→ INPUT
* * * *

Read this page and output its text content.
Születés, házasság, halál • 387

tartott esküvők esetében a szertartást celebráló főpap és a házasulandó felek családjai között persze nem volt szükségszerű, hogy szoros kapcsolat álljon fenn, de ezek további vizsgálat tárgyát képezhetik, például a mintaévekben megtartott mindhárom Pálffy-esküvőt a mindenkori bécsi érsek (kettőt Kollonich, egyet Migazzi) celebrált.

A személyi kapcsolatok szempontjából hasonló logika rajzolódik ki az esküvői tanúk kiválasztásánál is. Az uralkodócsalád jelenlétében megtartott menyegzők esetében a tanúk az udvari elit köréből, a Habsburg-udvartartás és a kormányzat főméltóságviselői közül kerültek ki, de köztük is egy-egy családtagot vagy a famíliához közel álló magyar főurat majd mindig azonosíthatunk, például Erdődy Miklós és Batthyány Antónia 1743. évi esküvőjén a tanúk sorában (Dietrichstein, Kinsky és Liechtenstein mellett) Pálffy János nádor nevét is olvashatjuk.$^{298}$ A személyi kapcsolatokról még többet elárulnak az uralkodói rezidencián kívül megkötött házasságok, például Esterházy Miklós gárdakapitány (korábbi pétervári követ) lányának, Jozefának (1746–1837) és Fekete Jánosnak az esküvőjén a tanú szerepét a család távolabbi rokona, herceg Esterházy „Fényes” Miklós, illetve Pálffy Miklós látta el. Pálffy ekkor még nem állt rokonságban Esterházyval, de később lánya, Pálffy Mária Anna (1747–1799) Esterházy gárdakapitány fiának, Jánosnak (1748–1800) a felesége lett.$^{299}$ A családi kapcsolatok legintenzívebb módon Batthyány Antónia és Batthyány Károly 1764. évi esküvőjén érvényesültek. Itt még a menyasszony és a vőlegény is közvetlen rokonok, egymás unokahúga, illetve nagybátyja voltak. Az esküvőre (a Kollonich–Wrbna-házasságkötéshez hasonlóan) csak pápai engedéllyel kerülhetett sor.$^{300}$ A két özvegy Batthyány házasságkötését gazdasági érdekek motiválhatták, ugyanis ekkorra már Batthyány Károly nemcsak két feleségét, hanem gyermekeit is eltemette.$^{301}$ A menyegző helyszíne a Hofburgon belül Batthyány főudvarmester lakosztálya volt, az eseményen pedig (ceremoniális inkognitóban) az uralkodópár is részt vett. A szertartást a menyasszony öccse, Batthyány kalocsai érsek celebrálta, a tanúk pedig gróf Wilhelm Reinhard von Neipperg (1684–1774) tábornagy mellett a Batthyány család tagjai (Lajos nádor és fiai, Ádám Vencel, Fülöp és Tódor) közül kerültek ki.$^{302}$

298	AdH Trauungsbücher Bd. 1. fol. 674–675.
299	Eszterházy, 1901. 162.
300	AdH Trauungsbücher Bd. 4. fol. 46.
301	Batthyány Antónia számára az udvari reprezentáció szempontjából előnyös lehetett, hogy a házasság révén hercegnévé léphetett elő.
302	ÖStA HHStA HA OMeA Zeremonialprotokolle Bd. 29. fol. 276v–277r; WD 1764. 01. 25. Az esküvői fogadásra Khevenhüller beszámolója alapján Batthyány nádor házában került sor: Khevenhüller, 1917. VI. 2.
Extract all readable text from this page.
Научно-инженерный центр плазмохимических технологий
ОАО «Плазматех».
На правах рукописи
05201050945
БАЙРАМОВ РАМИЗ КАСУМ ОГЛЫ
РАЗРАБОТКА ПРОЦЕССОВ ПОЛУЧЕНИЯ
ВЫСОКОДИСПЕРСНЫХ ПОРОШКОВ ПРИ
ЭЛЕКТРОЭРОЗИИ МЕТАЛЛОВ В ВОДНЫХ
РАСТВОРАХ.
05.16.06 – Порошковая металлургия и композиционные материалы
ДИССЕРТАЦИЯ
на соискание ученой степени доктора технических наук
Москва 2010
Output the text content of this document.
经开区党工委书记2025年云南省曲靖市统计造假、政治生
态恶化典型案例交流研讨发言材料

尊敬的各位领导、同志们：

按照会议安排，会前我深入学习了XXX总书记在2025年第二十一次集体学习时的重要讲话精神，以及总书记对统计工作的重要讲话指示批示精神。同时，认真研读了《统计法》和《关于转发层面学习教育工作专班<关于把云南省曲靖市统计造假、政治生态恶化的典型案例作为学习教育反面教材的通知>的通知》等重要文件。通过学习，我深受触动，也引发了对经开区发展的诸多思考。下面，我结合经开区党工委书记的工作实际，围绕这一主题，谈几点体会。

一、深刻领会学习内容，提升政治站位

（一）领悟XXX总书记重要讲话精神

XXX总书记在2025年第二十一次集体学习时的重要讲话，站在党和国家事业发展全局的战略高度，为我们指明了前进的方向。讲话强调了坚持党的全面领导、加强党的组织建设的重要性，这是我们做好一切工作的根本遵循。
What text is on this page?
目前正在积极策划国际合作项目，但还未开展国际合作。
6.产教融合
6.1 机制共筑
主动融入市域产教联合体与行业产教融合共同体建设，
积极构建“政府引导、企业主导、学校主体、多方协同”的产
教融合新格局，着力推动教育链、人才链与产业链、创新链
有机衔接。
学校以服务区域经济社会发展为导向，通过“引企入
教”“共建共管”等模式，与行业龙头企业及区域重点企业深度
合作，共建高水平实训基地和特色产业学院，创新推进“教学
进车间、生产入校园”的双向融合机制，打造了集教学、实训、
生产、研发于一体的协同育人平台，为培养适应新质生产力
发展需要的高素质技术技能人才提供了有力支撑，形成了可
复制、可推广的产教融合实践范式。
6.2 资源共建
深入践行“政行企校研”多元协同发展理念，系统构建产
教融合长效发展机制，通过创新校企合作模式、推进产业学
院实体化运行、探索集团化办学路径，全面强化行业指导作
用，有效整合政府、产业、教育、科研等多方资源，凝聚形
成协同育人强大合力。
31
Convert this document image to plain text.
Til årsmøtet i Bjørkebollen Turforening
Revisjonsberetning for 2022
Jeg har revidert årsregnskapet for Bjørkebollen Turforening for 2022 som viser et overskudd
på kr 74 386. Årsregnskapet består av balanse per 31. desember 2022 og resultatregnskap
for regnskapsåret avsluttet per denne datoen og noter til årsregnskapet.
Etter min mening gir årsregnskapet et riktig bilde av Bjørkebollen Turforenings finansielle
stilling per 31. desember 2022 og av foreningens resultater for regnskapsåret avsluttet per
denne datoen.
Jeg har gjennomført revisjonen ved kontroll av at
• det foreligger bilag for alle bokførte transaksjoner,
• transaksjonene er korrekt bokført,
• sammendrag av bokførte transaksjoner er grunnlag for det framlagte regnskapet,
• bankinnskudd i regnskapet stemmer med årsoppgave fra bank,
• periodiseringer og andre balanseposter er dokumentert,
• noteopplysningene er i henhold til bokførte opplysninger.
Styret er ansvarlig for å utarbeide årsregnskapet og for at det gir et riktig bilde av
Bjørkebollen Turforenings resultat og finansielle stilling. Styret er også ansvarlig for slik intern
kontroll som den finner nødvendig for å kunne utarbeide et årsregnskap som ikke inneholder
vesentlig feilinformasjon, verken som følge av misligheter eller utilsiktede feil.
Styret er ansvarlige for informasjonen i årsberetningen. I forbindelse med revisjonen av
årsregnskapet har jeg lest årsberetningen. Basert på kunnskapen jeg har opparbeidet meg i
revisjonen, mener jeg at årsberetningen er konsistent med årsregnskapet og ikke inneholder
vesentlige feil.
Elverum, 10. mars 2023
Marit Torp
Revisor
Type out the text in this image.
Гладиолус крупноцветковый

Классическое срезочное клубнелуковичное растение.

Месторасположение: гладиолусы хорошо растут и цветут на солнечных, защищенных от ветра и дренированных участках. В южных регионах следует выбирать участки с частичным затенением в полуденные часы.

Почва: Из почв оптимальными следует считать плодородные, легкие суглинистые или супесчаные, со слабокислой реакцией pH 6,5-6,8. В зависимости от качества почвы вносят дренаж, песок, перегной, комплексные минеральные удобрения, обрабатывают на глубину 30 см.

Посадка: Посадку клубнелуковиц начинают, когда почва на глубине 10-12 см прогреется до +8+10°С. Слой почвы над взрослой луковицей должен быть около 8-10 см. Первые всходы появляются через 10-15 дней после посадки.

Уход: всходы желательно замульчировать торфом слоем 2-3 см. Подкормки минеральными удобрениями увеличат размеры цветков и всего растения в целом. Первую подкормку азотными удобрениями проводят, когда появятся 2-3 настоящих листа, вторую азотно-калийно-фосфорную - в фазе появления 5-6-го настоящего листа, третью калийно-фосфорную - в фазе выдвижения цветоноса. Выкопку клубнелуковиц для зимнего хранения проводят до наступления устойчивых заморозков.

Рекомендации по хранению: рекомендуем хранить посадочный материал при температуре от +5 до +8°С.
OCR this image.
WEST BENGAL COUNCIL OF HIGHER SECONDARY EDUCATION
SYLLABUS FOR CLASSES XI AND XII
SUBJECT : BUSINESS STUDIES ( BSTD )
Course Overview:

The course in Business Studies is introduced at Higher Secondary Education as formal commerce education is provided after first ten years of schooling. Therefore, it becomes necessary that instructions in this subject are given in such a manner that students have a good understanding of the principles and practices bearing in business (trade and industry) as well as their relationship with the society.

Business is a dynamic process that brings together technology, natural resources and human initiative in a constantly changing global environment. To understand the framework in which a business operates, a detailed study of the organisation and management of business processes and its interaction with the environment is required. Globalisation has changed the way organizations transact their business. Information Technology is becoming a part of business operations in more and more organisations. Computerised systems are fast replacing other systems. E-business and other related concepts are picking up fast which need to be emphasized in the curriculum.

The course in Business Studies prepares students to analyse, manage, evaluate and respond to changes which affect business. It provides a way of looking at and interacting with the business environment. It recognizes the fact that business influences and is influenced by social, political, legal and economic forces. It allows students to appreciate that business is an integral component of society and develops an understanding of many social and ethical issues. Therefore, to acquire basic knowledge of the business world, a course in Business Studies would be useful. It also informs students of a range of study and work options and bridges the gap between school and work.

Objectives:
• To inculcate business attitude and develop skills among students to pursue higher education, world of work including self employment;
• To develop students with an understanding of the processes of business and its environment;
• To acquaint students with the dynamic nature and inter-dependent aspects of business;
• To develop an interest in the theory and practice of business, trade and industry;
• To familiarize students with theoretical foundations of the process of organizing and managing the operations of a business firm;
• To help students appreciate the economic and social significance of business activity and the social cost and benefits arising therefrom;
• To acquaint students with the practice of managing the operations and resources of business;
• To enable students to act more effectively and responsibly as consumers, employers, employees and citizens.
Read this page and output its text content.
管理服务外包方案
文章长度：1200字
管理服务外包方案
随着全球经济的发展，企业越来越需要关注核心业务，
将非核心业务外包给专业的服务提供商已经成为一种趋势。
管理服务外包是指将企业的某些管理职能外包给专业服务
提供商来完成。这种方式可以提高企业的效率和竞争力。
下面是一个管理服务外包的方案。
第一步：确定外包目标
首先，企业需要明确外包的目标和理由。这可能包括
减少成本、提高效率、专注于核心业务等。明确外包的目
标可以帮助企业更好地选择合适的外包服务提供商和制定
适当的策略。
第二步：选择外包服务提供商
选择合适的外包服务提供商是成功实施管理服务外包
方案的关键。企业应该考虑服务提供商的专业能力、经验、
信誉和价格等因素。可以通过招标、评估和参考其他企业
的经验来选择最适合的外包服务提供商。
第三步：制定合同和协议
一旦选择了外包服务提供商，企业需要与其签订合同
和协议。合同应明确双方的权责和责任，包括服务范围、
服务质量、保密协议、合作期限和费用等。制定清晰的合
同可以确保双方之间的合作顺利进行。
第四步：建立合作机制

* * * *

→ STATED GOAL
Extract from the data every line where "regnskapsåret" shows up.

→ ANSWER TO THIS TASK
for regnskapsåret avsluttet per denne datoen og noter til årsregnskapet.
stilling per 31. desember 2022 og av foreningens resultater for regnskapsåret avsluttet per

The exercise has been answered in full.